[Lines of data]
·····

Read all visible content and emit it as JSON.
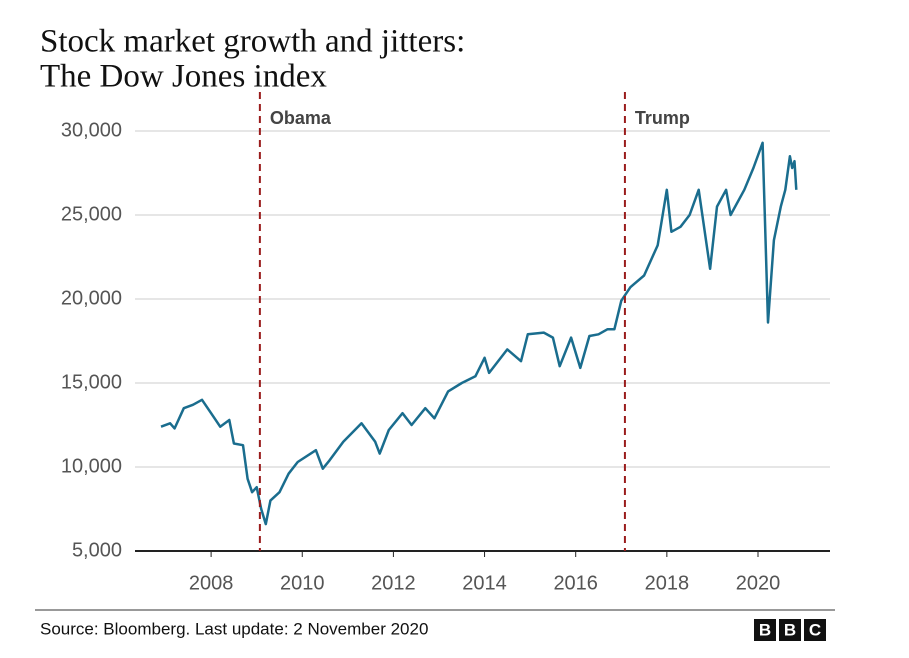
{
  "chart_data": {
    "type": "line",
    "title": [
      "Stock market growth and jitters:",
      "The Dow Jones index"
    ],
    "source": "Source: Bloomberg. Last update: 2 November 2020",
    "logo": [
      "B",
      "B",
      "C"
    ],
    "xlim": [
      2006.33,
      2021.58
    ],
    "xticks": [
      2008,
      2010,
      2012,
      2014,
      2016,
      2018,
      2020
    ],
    "ylim": [
      5000,
      30000
    ],
    "yticks": [
      {
        "value": 5000,
        "label": "5,000"
      },
      {
        "value": 10000,
        "label": "10,000"
      },
      {
        "value": 15000,
        "label": "15,000"
      },
      {
        "value": 20000,
        "label": "20,000"
      },
      {
        "value": 25000,
        "label": "25,000"
      },
      {
        "value": 30000,
        "label": "30,000"
      }
    ],
    "grid": true,
    "annotations": [
      {
        "label": "Obama",
        "x": 2009.07,
        "color": "#9a1c1c"
      },
      {
        "label": "Trump",
        "x": 2017.08,
        "color": "#9a1c1c"
      }
    ],
    "series": [
      {
        "name": "Dow Jones",
        "color": "#1a6d8e",
        "x": [
          2006.9,
          2007.1,
          2007.2,
          2007.4,
          2007.6,
          2007.8,
          2008.0,
          2008.2,
          2008.4,
          2008.5,
          2008.7,
          2008.8,
          2008.9,
          2009.0,
          2009.1,
          2009.2,
          2009.3,
          2009.5,
          2009.7,
          2009.9,
          2010.3,
          2010.45,
          2010.6,
          2010.9,
          2011.3,
          2011.6,
          2011.7,
          2011.9,
          2012.2,
          2012.4,
          2012.7,
          2012.9,
          2013.2,
          2013.5,
          2013.8,
          2014.0,
          2014.1,
          2014.5,
          2014.8,
          2014.95,
          2015.3,
          2015.5,
          2015.65,
          2015.9,
          2016.1,
          2016.3,
          2016.5,
          2016.7,
          2016.85,
          2017.0,
          2017.2,
          2017.5,
          2017.8,
          2018.0,
          2018.1,
          2018.3,
          2018.5,
          2018.7,
          2018.95,
          2019.1,
          2019.3,
          2019.4,
          2019.7,
          2019.9,
          2020.1,
          2020.15,
          2020.22,
          2020.35,
          2020.5,
          2020.6,
          2020.7,
          2020.75,
          2020.8,
          2020.84
        ],
        "values": [
          12400,
          12600,
          12300,
          13500,
          13700,
          14000,
          13200,
          12400,
          12800,
          11400,
          11300,
          9300,
          8500,
          8800,
          7500,
          6600,
          8000,
          8500,
          9600,
          10300,
          11000,
          9900,
          10400,
          11500,
          12600,
          11500,
          10800,
          12200,
          13200,
          12500,
          13500,
          12900,
          14500,
          15000,
          15400,
          16500,
          15600,
          17000,
          16300,
          17900,
          18000,
          17700,
          16000,
          17700,
          15900,
          17800,
          17900,
          18200,
          18200,
          19900,
          20700,
          21400,
          23200,
          26500,
          24000,
          24300,
          25000,
          26500,
          21800,
          25500,
          26500,
          25000,
          26500,
          27800,
          29300,
          25000,
          18600,
          23500,
          25500,
          26500,
          28500,
          27800,
          28200,
          26500
        ]
      }
    ]
  }
}
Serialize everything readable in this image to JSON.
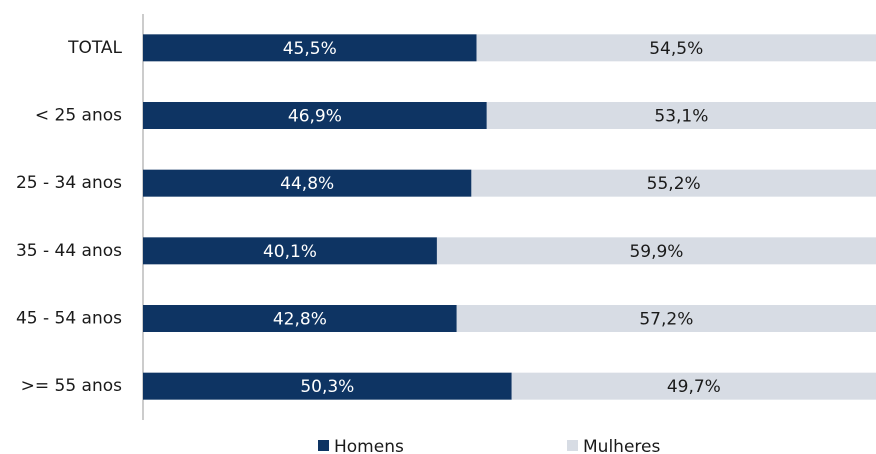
{
  "chart_data": {
    "type": "stacked_barh",
    "categories": [
      "TOTAL",
      "< 25 anos",
      "25 - 34 anos",
      "35 - 44 anos",
      "45 - 54 anos",
      ">= 55 anos"
    ],
    "series": [
      {
        "name": "Homens",
        "color": "#0e3463",
        "label_color": "#ffffff",
        "values": [
          45.5,
          46.9,
          44.8,
          40.1,
          42.8,
          50.3
        ],
        "value_labels": [
          "45,5%",
          "46,9%",
          "44,8%",
          "40,1%",
          "42,8%",
          "50,3%"
        ]
      },
      {
        "name": "Mulheres",
        "color": "#d7dce4",
        "label_color": "#1a1a1a",
        "values": [
          54.5,
          53.1,
          55.2,
          59.9,
          57.2,
          49.7
        ],
        "value_labels": [
          "54,5%",
          "53,1%",
          "55,2%",
          "59,9%",
          "57,2%",
          "49,7%"
        ]
      }
    ],
    "legend": "bottom"
  }
}
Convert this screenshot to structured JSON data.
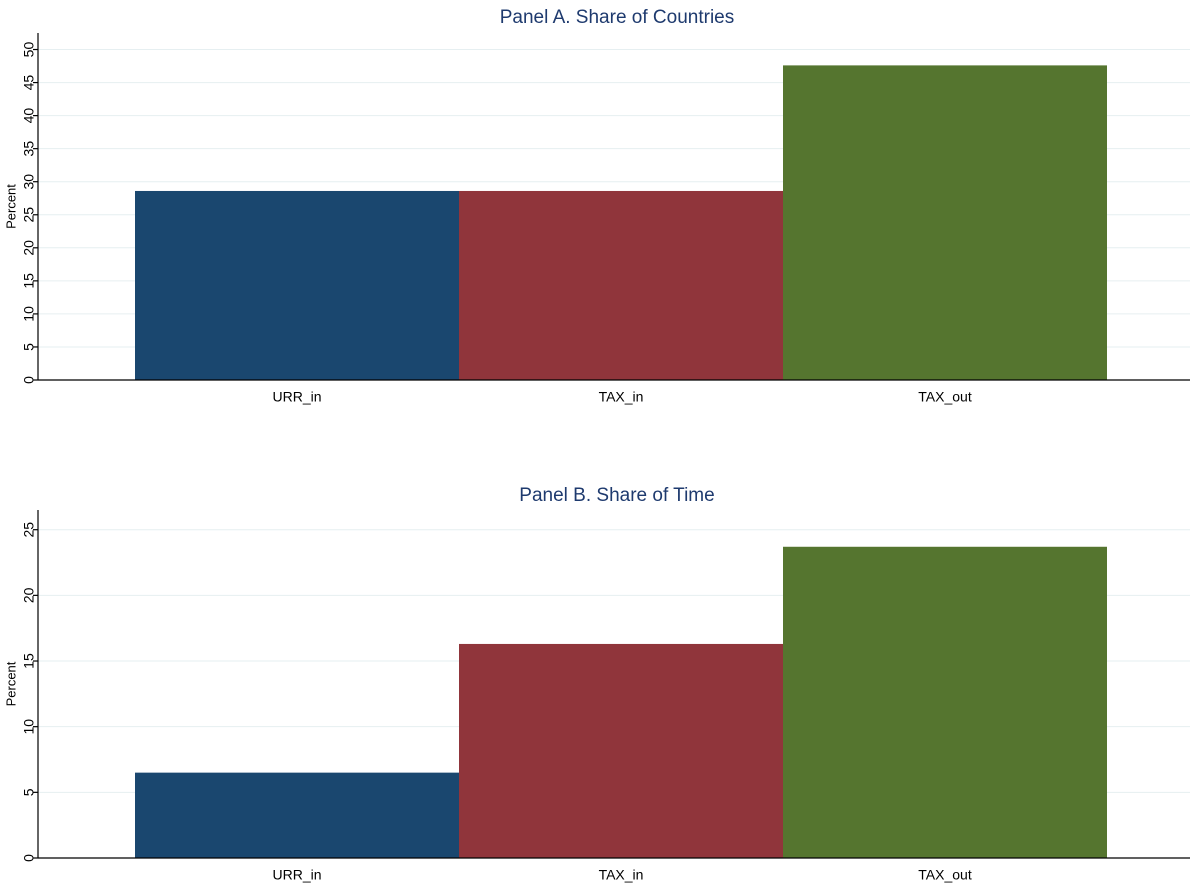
{
  "chart_data": [
    {
      "type": "bar",
      "title": "Panel A. Share of Countries",
      "y_label": "Percent",
      "categories": [
        "URR_in",
        "TAX_in",
        "TAX_out"
      ],
      "values": [
        28.6,
        28.6,
        47.6
      ],
      "colors": [
        "#1a476f",
        "#90353b",
        "#55752f"
      ],
      "ylim": [
        0,
        52.5
      ],
      "yticks": [
        0,
        5,
        10,
        15,
        20,
        25,
        30,
        35,
        40,
        45,
        50
      ],
      "grid": true
    },
    {
      "type": "bar",
      "title": "Panel B. Share of Time",
      "y_label": "Percent",
      "categories": [
        "URR_in",
        "TAX_in",
        "TAX_out"
      ],
      "values": [
        6.5,
        16.3,
        23.7
      ],
      "colors": [
        "#1a476f",
        "#90353b",
        "#55752f"
      ],
      "ylim": [
        0,
        26.5
      ],
      "yticks": [
        0,
        5,
        10,
        15,
        20,
        25
      ],
      "grid": true
    }
  ]
}
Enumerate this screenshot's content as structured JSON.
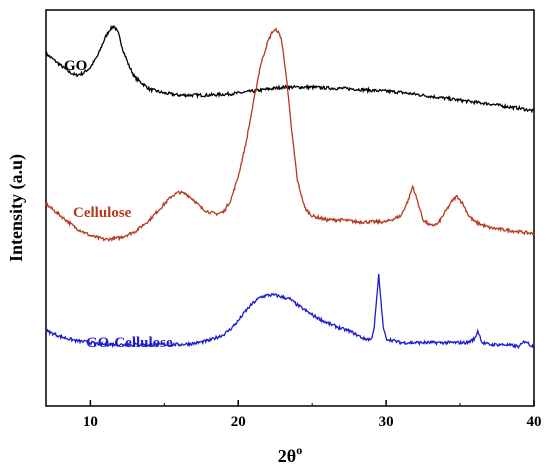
{
  "chart_data": {
    "type": "line",
    "title": "",
    "xlabel": "2θ",
    "xlabel_superscript": "o",
    "ylabel": "Intensity (a.u)",
    "xlim": [
      7,
      40
    ],
    "ylim": [
      0,
      1
    ],
    "x_ticks": [
      10,
      20,
      30,
      40
    ],
    "x_tick_labels": [
      "10",
      "20",
      "30",
      "40"
    ],
    "y_tick_labels_shown": false,
    "grid": false,
    "legend": "none (series labeled inline)",
    "series": [
      {
        "name": "GO",
        "color": "#000000",
        "x": [
          7,
          7.5,
          8,
          8.5,
          9,
          9.5,
          10,
          10.5,
          11,
          11.3,
          11.6,
          11.9,
          12.2,
          12.6,
          13,
          14,
          15,
          16,
          17,
          18,
          19,
          20,
          21,
          22,
          23,
          24,
          25,
          26,
          27,
          28,
          29,
          30,
          31,
          32,
          33,
          34,
          35,
          36,
          37,
          38,
          39,
          40
        ],
        "y": [
          0.89,
          0.875,
          0.86,
          0.845,
          0.835,
          0.84,
          0.855,
          0.885,
          0.93,
          0.95,
          0.96,
          0.94,
          0.9,
          0.86,
          0.83,
          0.8,
          0.79,
          0.785,
          0.785,
          0.785,
          0.787,
          0.79,
          0.795,
          0.8,
          0.805,
          0.805,
          0.805,
          0.803,
          0.802,
          0.8,
          0.797,
          0.795,
          0.792,
          0.787,
          0.782,
          0.777,
          0.772,
          0.767,
          0.763,
          0.757,
          0.752,
          0.745
        ]
      },
      {
        "name": "Cellulose",
        "color": "#b5391f",
        "x": [
          7,
          8,
          9,
          10,
          11,
          12,
          13,
          14,
          15,
          15.5,
          16,
          16.5,
          17,
          17.5,
          18,
          18.5,
          19,
          19.5,
          20,
          20.5,
          21,
          21.5,
          22,
          22.3,
          22.6,
          22.9,
          23.2,
          23.6,
          24,
          24.5,
          25,
          25.5,
          26,
          27,
          28,
          29,
          30,
          31,
          31.5,
          31.8,
          32.1,
          32.5,
          33,
          33.5,
          34,
          34.5,
          34.8,
          35.2,
          35.6,
          36,
          37,
          38,
          39,
          40
        ],
        "y": [
          0.51,
          0.48,
          0.45,
          0.43,
          0.42,
          0.425,
          0.44,
          0.47,
          0.51,
          0.53,
          0.54,
          0.535,
          0.52,
          0.5,
          0.49,
          0.485,
          0.49,
          0.52,
          0.58,
          0.66,
          0.76,
          0.86,
          0.92,
          0.945,
          0.95,
          0.93,
          0.85,
          0.7,
          0.57,
          0.5,
          0.48,
          0.475,
          0.47,
          0.47,
          0.465,
          0.465,
          0.465,
          0.48,
          0.52,
          0.555,
          0.52,
          0.47,
          0.455,
          0.46,
          0.49,
          0.52,
          0.53,
          0.51,
          0.48,
          0.465,
          0.45,
          0.445,
          0.44,
          0.435
        ]
      },
      {
        "name": "GO-Cellulose",
        "color": "#1c1cc8",
        "x": [
          7,
          8,
          9,
          10,
          11,
          12,
          13,
          14,
          15,
          16,
          17,
          18,
          19,
          19.5,
          20,
          20.5,
          21,
          21.5,
          22,
          22.5,
          23,
          23.5,
          24,
          25,
          26,
          27,
          27.5,
          28,
          28.5,
          29,
          29.2,
          29.5,
          29.8,
          30,
          30.5,
          31,
          32,
          33,
          34,
          35,
          35.5,
          36,
          36.2,
          36.5,
          37,
          38,
          39,
          39.4,
          39.7,
          40
        ],
        "y": [
          0.19,
          0.175,
          0.165,
          0.16,
          0.155,
          0.155,
          0.155,
          0.155,
          0.155,
          0.155,
          0.158,
          0.165,
          0.18,
          0.195,
          0.215,
          0.24,
          0.26,
          0.275,
          0.28,
          0.28,
          0.275,
          0.27,
          0.255,
          0.23,
          0.21,
          0.195,
          0.19,
          0.18,
          0.17,
          0.168,
          0.2,
          0.33,
          0.2,
          0.17,
          0.165,
          0.16,
          0.16,
          0.16,
          0.16,
          0.16,
          0.16,
          0.17,
          0.19,
          0.16,
          0.155,
          0.155,
          0.15,
          0.165,
          0.155,
          0.15
        ]
      }
    ]
  }
}
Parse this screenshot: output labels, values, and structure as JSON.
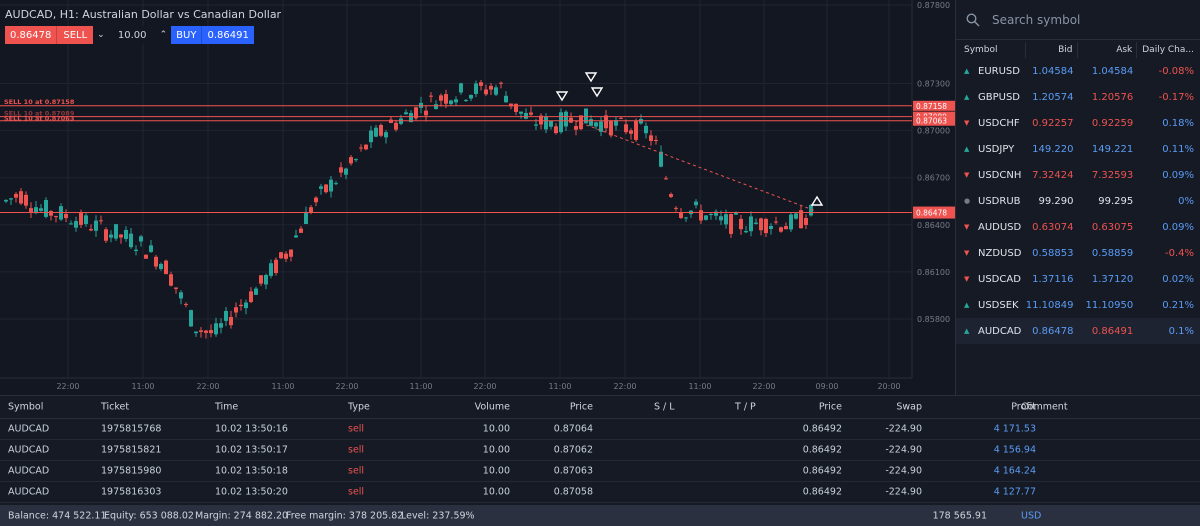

·····

▶ **SHORT PROBLEM**:
Looking at the entries above, say how many lines contain the word "Share". Only the number is wanted.

▶ **EXERCISE ANSWER**:
2